#### DIRECTIONS FOR THIS TASK
The entries need to be copied exactly.

───── RECORD SET ─────

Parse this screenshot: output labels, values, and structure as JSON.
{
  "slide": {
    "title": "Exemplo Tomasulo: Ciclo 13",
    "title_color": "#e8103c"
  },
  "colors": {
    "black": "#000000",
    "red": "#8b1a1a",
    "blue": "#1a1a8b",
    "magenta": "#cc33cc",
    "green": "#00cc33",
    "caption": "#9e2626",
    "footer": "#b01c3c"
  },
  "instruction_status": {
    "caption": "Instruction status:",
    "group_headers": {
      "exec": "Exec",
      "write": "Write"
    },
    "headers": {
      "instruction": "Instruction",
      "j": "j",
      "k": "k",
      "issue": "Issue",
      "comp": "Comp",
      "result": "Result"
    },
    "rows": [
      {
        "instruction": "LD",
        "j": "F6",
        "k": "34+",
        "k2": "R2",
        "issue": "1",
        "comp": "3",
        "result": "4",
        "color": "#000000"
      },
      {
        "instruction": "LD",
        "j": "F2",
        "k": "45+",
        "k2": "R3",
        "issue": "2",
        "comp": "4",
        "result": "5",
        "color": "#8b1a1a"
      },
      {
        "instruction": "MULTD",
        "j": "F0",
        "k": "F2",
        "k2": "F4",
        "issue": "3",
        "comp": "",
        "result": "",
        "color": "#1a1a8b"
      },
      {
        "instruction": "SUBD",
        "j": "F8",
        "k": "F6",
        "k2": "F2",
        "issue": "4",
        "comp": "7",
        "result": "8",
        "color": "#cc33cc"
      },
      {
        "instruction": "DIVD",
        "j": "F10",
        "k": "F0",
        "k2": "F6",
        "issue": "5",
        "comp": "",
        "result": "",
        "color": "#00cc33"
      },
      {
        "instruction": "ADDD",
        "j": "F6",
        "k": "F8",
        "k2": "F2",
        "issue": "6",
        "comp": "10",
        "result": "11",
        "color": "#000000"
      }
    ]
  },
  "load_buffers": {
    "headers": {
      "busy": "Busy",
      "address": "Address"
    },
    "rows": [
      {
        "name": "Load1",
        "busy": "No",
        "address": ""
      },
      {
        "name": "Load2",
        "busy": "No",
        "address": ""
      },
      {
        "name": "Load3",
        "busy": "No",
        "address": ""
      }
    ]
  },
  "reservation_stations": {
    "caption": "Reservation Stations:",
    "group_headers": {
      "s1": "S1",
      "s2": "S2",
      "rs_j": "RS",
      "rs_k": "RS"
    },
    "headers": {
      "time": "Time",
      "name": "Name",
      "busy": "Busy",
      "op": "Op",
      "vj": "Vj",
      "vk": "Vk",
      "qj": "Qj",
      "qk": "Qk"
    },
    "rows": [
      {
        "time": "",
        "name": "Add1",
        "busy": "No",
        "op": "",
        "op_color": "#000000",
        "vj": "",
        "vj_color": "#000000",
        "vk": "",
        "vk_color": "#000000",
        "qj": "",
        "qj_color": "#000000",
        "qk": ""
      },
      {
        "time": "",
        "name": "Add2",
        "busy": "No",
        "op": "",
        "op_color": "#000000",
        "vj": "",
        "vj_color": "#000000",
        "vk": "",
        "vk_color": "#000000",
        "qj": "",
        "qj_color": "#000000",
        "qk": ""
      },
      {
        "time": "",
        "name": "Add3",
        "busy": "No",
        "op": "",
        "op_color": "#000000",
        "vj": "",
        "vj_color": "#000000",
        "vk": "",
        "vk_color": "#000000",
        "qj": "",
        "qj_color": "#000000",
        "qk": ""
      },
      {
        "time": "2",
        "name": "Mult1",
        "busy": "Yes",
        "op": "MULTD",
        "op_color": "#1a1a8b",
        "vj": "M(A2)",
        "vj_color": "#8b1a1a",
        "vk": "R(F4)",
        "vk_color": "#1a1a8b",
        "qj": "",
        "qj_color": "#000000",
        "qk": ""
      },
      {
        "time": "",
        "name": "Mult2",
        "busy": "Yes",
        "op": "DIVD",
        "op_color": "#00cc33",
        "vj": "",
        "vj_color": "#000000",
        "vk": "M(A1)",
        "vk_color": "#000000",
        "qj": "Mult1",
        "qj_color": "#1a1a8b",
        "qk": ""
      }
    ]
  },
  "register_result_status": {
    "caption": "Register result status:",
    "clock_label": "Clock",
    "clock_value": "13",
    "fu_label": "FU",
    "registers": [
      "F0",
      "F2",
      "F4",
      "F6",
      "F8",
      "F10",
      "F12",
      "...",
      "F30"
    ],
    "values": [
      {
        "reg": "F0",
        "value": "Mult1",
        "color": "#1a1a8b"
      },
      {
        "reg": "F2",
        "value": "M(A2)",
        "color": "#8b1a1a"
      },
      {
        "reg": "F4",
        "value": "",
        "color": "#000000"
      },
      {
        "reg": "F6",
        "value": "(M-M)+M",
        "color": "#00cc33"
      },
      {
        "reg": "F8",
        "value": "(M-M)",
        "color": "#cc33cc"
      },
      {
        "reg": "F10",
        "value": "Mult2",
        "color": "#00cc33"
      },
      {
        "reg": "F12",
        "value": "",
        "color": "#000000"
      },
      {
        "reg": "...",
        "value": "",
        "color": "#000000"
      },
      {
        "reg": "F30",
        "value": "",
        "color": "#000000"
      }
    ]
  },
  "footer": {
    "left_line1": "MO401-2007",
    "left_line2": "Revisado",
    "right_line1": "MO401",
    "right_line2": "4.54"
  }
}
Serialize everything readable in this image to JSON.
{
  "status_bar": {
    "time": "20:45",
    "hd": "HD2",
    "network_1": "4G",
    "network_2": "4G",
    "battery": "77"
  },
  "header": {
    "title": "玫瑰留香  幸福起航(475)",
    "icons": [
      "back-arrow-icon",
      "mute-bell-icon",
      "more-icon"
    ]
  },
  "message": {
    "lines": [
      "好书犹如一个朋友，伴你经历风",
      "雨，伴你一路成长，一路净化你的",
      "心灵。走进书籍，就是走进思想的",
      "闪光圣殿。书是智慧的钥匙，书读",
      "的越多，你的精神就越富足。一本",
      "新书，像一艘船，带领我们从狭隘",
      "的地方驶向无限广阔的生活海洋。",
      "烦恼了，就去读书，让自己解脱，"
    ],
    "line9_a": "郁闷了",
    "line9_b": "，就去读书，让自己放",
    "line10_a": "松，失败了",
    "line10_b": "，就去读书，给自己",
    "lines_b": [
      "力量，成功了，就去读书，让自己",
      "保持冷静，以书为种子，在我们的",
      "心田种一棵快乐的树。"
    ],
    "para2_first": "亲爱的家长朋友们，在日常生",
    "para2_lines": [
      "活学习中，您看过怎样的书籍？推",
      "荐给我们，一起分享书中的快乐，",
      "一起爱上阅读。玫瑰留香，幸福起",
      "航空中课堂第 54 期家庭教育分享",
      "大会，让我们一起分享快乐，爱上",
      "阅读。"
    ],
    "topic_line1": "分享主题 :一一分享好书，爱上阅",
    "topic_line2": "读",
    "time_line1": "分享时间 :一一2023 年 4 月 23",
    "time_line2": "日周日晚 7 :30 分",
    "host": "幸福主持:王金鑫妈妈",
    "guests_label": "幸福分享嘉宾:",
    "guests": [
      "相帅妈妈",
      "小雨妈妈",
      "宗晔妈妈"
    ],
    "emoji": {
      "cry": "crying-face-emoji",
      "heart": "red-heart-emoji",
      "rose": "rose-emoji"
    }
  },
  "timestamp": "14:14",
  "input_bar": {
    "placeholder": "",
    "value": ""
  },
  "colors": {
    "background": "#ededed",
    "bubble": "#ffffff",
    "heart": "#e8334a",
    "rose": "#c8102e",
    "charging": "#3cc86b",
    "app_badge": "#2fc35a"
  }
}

─────

#### WORKED SOLUTION
Parse this screenshot: output labels, values, and structure as JSON.
{
  "slide": {
    "title": "Exemplo Tomasulo: Ciclo 13",
    "title_color": "#e8103c"
  },
  "colors": {
    "black": "#000000",
    "red": "#8b1a1a",
    "blue": "#1a1a8b",
    "magenta": "#cc33cc",
    "green": "#00cc33",
    "caption": "#9e2626",
    "footer": "#b01c3c"
  },
  "instruction_status": {
    "caption": "Instruction status:",
    "group_headers": {
      "exec": "Exec",
      "write": "Write"
    },
    "headers": {
      "instruction": "Instruction",
      "j": "j",
      "k": "k",
      "issue": "Issue",
      "comp": "Comp",
      "result": "Result"
    },
    "rows": [
      {
        "instruction": "LD",
        "j": "F6",
        "k": "34+",
        "k2": "R2",
        "issue": "1",
        "comp": "3",
        "result": "4",
        "color": "#000000"
      },
      {
        "instruction": "LD",
        "j": "F2",
        "k": "45+",
        "k2": "R3",
        "issue": "2",
        "comp": "4",
        "result": "5",
        "color": "#8b1a1a"
      },
      {
        "instruction": "MULTD",
        "j": "F0",
        "k": "F2",
        "k2": "F4",
        "issue": "3",
        "comp": "",
        "result": "",
        "color": "#1a1a8b"
      },
      {
        "instruction": "SUBD",
        "j": "F8",
        "k": "F6",
        "k2": "F2",
        "issue": "4",
        "comp": "7",
        "result": "8",
        "color": "#cc33cc"
      },
      {
        "instruction": "DIVD",
        "j": "F10",
        "k": "F0",
        "k2": "F6",
        "issue": "5",
        "comp": "",
        "result": "",
        "color": "#00cc33"
      },
      {
        "instruction": "ADDD",
        "j": "F6",
        "k": "F8",
        "k2": "F2",
        "issue": "6",
        "comp": "10",
        "result": "11",
        "color": "#000000"
      }
    ]
  },
  "load_buffers": {
    "headers": {
      "busy": "Busy",
      "address": "Address"
    },
    "rows": [
      {
        "name": "Load1",
        "busy": "No",
        "address": ""
      },
      {
        "name": "Load2",
        "busy": "No",
        "address": ""
      },
      {
        "name": "Load3",
        "busy": "No",
        "address": ""
      }
    ]
  },
  "reservation_stations": {
    "caption": "Reservation Stations:",
    "group_headers": {
      "s1": "S1",
      "s2": "S2",
      "rs_j": "RS",
      "rs_k": "RS"
    },
    "headers": {
      "time": "Time",
      "name": "Name",
      "busy": "Busy",
      "op": "Op",
      "vj": "Vj",
      "vk": "Vk",
      "qj": "Qj",
      "qk": "Qk"
    },
    "rows": [
      {
        "time": "",
        "name": "Add1",
        "busy": "No",
        "op": "",
        "op_color": "#000000",
        "vj": "",
        "vj_color": "#000000",
        "vk": "",
        "vk_color": "#000000",
        "qj": "",
        "qj_color": "#000000",
        "qk": ""
      },
      {
        "time": "",
        "name": "Add2",
        "busy": "No",
        "op": "",
        "op_color": "#000000",
        "vj": "",
        "vj_color": "#000000",
        "vk": "",
        "vk_color": "#000000",
        "qj": "",
        "qj_color": "#000000",
        "qk": ""
      },
      {
        "time": "",
        "name": "Add3",
        "busy": "No",
        "op": "",
        "op_color": "#000000",
        "vj": "",
        "vj_color": "#000000",
        "vk": "",
        "vk_color": "#000000",
        "qj": "",
        "qj_color": "#000000",
        "qk": ""
      },
      {
        "time": "2",
        "name": "Mult1",
        "busy": "Yes",
        "op": "MULTD",
        "op_color": "#1a1a8b",
        "vj": "M(A2)",
        "vj_color": "#8b1a1a",
        "vk": "R(F4)",
        "vk_color": "#1a1a8b",
        "qj": "",
        "qj_color": "#000000",
        "qk": ""
      },
      {
        "time": "",
        "name": "Mult2",
        "busy": "Yes",
        "op": "DIVD",
        "op_color": "#00cc33",
        "vj": "",
        "vj_color": "#000000",
        "vk": "M(A1)",
        "vk_color": "#000000",
        "qj": "Mult1",
        "qj_color": "#1a1a8b",
        "qk": ""
      }
    ]
  },
  "register_result_status": {
    "caption": "Register result status:",
    "clock_label": "Clock",
    "clock_value": "13",
    "fu_label": "FU",
    "registers": [
      "F0",
      "F2",
      "F4",
      "F6",
      "F8",
      "F10",
      "F12",
      "...",
      "F30"
    ],
    "values": [
      {
        "reg": "F0",
        "value": "Mult1",
        "color": "#1a1a8b"
      },
      {
        "reg": "F2",
        "value": "M(A2)",
        "color": "#8b1a1a"
      },
      {
        "reg": "F4",
        "value": "",
        "color": "#000000"
      },
      {
        "reg": "F6",
        "value": "(M-M)+M",
        "color": "#00cc33"
      },
      {
        "reg": "F8",
        "value": "(M-M)",
        "color": "#cc33cc"
      },
      {
        "reg": "F10",
        "value": "Mult2",
        "color": "#00cc33"
      },
      {
        "reg": "F12",
        "value": "",
        "color": "#000000"
      },
      {
        "reg": "...",
        "value": "",
        "color": "#000000"
      },
      {
        "reg": "F30",
        "value": "",
        "color": "#000000"
      }
    ]
  },
  "footer": {
    "left_line1": "MO401-2007",
    "left_line2": "Revisado",
    "right_line1": "MO401",
    "right_line2": "4.54"
  }
}
Serialize everything readable in this image to JSON.
{
  "status_bar": {
    "time": "20:45",
    "hd": "HD2",
    "network_1": "4G",
    "network_2": "4G",
    "battery": "77"
  },
  "header": {
    "title": "玫瑰留香  幸福起航(475)",
    "icons": [
      "back-arrow-icon",
      "mute-bell-icon",
      "more-icon"
    ]
  },
  "message": {
    "lines": [
      "好书犹如一个朋友，伴你经历风",
      "雨，伴你一路成长，一路净化你的",
      "心灵。走进书籍，就是走进思想的",
      "闪光圣殿。书是智慧的钥匙，书读",
      "的越多，你的精神就越富足。一本",
      "新书，像一艘船，带领我们从狭隘",
      "的地方驶向无限广阔的生活海洋。",
      "烦恼了，就去读书，让自己解脱，"
    ],
    "line9_a": "郁闷了",
    "line9_b": "，就去读书，让自己放",
    "line10_a": "松，失败了",
    "line10_b": "，就去读书，给自己",
    "lines_b": [
      "力量，成功了，就去读书，让自己",
      "保持冷静，以书为种子，在我们的",
      "心田种一棵快乐的树。"
    ],
    "para2_first": "亲爱的家长朋友们，在日常生",
    "para2_lines": [
      "活学习中，您看过怎样的书籍？推",
      "荐给我们，一起分享书中的快乐，",
      "一起爱上阅读。玫瑰留香，幸福起",
      "航空中课堂第 54 期家庭教育分享",
      "大会，让我们一起分享快乐，爱上",
      "阅读。"
    ],
    "topic_line1": "分享主题 :一一分享好书，爱上阅",
    "topic_line2": "读",
    "time_line1": "分享时间 :一一2023 年 4 月 23",
    "time_line2": "日周日晚 7 :30 分",
    "host": "幸福主持:王金鑫妈妈",
    "guests_label": "幸福分享嘉宾:",
    "guests": [
      "相帅妈妈",
      "小雨妈妈",
      "宗晔妈妈"
    ],
    "emoji": {
      "cry": "crying-face-emoji",
      "heart": "red-heart-emoji",
      "rose": "rose-emoji"
    }
  },
  "timestamp": "14:14",
  "input_bar": {
    "placeholder": "",
    "value": ""
  },
  "colors": {
    "background": "#ededed",
    "bubble": "#ffffff",
    "heart": "#e8334a",
    "rose": "#c8102e",
    "charging": "#3cc86b",
    "app_badge": "#2fc35a"
  }
}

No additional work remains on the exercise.